Set exercise: Can you copy the lines from the one that contains "Give me a plain-text" through the end of the material below, exactly and with nothing else?

Excerpted data:
□ □ □ □

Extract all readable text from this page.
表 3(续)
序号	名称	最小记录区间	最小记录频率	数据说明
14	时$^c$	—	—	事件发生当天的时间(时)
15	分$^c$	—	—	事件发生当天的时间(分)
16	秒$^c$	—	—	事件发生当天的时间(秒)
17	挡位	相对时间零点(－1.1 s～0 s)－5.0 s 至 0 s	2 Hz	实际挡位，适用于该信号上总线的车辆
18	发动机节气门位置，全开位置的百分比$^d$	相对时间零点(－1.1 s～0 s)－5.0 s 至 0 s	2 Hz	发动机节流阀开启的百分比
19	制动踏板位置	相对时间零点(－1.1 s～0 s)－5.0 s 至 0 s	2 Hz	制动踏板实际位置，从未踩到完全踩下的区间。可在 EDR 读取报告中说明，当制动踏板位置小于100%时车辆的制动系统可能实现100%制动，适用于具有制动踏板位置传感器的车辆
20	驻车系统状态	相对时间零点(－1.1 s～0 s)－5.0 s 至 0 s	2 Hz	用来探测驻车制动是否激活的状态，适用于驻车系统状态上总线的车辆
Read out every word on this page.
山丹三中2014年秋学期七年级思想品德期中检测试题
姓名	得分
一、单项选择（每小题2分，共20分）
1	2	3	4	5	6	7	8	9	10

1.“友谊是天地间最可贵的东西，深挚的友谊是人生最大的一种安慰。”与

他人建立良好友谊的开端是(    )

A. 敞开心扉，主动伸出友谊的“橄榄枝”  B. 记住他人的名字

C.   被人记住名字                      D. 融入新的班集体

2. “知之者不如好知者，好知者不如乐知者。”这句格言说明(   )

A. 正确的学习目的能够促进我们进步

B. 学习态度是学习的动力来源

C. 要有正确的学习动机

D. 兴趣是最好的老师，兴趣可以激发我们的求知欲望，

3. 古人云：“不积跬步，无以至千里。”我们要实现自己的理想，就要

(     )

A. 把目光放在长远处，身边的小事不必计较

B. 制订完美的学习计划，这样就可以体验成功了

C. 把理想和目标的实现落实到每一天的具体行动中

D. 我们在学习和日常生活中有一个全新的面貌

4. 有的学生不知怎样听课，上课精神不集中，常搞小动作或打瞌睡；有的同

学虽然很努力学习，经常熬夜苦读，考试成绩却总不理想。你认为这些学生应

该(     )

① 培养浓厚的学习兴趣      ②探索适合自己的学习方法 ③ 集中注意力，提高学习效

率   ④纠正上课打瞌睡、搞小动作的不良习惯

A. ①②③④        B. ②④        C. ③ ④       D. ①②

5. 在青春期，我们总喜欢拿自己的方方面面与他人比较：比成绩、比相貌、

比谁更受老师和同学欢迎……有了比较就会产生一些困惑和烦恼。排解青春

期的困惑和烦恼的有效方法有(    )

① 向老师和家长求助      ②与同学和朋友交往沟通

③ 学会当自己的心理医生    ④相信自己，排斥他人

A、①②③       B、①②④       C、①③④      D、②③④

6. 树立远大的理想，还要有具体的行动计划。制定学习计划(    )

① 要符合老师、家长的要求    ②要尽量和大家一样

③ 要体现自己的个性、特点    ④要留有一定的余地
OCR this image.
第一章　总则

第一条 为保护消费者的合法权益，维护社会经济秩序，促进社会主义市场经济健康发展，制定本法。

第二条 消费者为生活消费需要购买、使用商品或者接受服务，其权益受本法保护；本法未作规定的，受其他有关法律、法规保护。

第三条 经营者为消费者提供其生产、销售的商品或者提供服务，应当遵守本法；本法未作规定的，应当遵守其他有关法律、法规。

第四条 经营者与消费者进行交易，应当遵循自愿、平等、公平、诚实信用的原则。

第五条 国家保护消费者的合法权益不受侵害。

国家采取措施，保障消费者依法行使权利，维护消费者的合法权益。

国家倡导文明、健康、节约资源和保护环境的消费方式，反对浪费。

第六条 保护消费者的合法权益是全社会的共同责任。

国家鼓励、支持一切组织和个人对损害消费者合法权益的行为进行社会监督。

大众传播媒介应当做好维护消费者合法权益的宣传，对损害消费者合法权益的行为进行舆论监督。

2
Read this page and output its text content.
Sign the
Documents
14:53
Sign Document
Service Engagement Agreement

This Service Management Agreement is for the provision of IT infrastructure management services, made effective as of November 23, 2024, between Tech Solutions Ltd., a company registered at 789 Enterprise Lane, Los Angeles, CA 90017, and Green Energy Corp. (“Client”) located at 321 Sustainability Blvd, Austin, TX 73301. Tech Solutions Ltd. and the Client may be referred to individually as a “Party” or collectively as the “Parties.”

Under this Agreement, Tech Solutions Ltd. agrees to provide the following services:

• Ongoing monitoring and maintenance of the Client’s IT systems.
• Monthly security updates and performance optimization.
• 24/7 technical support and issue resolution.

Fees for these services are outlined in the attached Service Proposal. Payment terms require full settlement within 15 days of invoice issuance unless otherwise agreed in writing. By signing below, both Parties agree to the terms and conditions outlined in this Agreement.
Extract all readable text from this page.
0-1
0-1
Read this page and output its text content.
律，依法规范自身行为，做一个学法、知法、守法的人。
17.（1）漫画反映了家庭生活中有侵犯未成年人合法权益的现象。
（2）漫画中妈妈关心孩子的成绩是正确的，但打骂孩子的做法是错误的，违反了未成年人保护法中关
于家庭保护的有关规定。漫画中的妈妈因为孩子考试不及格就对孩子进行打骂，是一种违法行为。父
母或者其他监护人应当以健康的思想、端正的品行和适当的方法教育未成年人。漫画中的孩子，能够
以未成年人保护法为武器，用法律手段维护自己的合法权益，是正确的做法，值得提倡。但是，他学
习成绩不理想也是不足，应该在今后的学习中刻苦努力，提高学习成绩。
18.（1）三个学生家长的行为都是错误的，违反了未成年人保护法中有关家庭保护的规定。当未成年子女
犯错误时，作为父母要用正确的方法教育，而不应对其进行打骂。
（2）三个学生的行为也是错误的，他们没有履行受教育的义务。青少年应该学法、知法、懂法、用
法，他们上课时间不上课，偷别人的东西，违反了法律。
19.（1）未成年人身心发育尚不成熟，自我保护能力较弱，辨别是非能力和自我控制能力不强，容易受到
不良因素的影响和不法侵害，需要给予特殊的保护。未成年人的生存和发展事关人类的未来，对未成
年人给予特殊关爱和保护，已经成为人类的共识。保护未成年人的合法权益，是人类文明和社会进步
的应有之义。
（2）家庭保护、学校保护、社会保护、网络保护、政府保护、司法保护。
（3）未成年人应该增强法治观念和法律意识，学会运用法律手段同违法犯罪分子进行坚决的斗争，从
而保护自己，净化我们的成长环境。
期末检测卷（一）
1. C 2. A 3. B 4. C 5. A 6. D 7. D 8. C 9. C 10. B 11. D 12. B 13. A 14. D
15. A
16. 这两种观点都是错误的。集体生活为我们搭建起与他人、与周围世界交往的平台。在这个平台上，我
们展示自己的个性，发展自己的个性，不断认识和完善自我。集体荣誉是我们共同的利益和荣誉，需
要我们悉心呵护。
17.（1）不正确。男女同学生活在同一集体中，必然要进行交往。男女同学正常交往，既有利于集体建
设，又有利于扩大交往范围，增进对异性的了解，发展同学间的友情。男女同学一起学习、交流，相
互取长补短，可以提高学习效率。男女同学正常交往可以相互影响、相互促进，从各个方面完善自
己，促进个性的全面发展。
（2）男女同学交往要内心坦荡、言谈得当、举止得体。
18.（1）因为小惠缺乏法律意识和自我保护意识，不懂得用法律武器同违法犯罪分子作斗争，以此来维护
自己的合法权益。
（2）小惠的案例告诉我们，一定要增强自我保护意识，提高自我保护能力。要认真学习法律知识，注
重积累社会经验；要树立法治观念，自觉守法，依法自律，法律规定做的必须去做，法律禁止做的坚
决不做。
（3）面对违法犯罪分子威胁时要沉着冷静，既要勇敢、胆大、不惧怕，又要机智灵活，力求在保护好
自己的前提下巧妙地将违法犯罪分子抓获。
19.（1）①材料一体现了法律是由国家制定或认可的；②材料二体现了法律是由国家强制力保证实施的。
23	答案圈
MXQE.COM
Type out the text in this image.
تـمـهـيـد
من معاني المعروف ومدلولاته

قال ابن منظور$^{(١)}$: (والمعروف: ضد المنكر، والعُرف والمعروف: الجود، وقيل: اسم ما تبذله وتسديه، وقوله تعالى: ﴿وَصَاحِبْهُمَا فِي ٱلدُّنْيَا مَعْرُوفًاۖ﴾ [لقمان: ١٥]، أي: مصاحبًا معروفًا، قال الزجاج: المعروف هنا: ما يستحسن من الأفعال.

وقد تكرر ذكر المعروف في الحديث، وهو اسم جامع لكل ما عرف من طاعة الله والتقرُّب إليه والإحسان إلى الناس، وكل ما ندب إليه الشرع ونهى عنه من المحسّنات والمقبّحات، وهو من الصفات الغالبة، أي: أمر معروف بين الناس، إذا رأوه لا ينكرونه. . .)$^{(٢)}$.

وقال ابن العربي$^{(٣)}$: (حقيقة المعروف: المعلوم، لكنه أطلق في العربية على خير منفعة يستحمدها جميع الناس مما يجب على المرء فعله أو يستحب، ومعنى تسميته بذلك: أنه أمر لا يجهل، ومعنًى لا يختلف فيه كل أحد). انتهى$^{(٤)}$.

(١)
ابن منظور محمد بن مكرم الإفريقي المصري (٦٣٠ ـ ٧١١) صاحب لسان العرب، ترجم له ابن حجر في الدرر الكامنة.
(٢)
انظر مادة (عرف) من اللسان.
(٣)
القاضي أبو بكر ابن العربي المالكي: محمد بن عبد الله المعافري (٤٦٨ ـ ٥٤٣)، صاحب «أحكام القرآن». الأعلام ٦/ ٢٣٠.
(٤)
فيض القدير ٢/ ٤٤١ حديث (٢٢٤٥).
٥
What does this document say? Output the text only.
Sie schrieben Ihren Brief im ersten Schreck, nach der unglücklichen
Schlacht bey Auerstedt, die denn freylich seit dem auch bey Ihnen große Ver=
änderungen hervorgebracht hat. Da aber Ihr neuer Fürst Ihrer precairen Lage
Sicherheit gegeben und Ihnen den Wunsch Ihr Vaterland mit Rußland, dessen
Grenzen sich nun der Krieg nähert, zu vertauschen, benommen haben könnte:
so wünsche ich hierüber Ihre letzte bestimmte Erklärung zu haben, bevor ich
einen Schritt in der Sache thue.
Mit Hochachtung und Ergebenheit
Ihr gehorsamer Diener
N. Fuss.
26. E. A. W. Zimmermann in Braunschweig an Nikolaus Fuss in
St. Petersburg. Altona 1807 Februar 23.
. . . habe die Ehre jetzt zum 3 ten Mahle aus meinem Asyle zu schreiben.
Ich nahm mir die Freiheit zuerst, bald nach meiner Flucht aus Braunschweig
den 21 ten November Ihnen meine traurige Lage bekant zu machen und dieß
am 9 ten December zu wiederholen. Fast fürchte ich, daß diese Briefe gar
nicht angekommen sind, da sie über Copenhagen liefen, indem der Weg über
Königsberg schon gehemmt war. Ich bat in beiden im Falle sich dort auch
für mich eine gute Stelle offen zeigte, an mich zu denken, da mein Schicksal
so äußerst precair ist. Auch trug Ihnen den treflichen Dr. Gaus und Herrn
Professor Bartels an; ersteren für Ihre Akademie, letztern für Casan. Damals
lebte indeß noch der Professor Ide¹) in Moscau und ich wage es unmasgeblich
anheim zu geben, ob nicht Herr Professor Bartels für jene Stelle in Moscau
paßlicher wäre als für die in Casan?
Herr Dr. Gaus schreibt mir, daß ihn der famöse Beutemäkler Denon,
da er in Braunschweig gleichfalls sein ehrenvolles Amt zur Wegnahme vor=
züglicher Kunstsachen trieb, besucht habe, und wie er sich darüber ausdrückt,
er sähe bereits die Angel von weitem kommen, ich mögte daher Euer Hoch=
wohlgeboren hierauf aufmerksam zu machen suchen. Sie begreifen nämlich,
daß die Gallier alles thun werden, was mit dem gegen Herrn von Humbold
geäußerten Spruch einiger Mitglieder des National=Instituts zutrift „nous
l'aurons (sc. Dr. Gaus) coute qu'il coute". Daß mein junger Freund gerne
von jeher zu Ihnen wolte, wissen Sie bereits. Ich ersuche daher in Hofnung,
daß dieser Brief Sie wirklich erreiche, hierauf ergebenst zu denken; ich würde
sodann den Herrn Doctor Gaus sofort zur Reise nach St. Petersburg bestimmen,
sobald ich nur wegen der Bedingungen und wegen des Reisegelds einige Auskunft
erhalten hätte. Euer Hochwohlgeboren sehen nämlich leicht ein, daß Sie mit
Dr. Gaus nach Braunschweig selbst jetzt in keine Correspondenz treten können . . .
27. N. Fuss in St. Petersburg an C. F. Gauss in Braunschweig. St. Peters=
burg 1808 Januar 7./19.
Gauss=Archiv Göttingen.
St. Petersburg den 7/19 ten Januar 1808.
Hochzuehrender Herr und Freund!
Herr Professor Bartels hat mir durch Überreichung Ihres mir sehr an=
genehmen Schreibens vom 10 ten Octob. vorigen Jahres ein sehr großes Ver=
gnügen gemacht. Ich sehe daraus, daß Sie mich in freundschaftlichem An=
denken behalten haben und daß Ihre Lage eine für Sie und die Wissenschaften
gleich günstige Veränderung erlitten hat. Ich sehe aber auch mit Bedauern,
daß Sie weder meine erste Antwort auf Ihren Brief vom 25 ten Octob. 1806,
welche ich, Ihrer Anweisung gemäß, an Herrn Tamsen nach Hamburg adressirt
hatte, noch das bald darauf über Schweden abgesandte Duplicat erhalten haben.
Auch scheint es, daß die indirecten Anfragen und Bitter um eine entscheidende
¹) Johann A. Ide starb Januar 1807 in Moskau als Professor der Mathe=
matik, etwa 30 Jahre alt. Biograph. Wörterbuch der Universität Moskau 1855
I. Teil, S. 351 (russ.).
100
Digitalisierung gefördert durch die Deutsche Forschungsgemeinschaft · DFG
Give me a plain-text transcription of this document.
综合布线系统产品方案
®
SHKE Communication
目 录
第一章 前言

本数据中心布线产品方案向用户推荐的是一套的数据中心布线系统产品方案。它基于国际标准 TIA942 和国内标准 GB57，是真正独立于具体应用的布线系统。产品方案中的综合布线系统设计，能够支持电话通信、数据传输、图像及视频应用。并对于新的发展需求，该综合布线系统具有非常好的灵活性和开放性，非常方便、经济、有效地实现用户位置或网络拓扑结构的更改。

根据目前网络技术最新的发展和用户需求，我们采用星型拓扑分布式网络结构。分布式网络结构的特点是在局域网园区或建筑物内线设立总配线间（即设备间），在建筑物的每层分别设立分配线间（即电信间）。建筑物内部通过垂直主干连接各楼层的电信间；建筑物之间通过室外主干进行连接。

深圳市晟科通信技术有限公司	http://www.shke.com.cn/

□ □ □ □

Final answer:
Give me a plain-text transcription of this document.
综合布线系统产品方案
®
SHKE Communication
目 录
第一章 前言

本数据中心布线产品方案向用户推荐的是一套的数据中心布线系统产品方案。它基于国际标准 TIA942 和国内标准 GB57，是真正独立于具体应用的布线系统。产品方案中的综合布线系统设计，能够支持电话通信、数据传输、图像及视频应用。并对于新的发展需求，该综合布线系统具有非常好的灵活性和开放性，非常方便、经济、有效地实现用户位置或网络拓扑结构的更改。

根据目前网络技术最新的发展和用户需求，我们采用星型拓扑分布式网络结构。分布式网络结构的特点是在局域网园区或建筑物内线设立总配线间（即设备间），在建筑物的每层分别设立分配线间（即电信间）。建筑物内部通过垂直主干连接各楼层的电信间；建筑物之间通过室外主干进行连接。

深圳市晟科通信技术有限公司	http://www.shke.com.cn/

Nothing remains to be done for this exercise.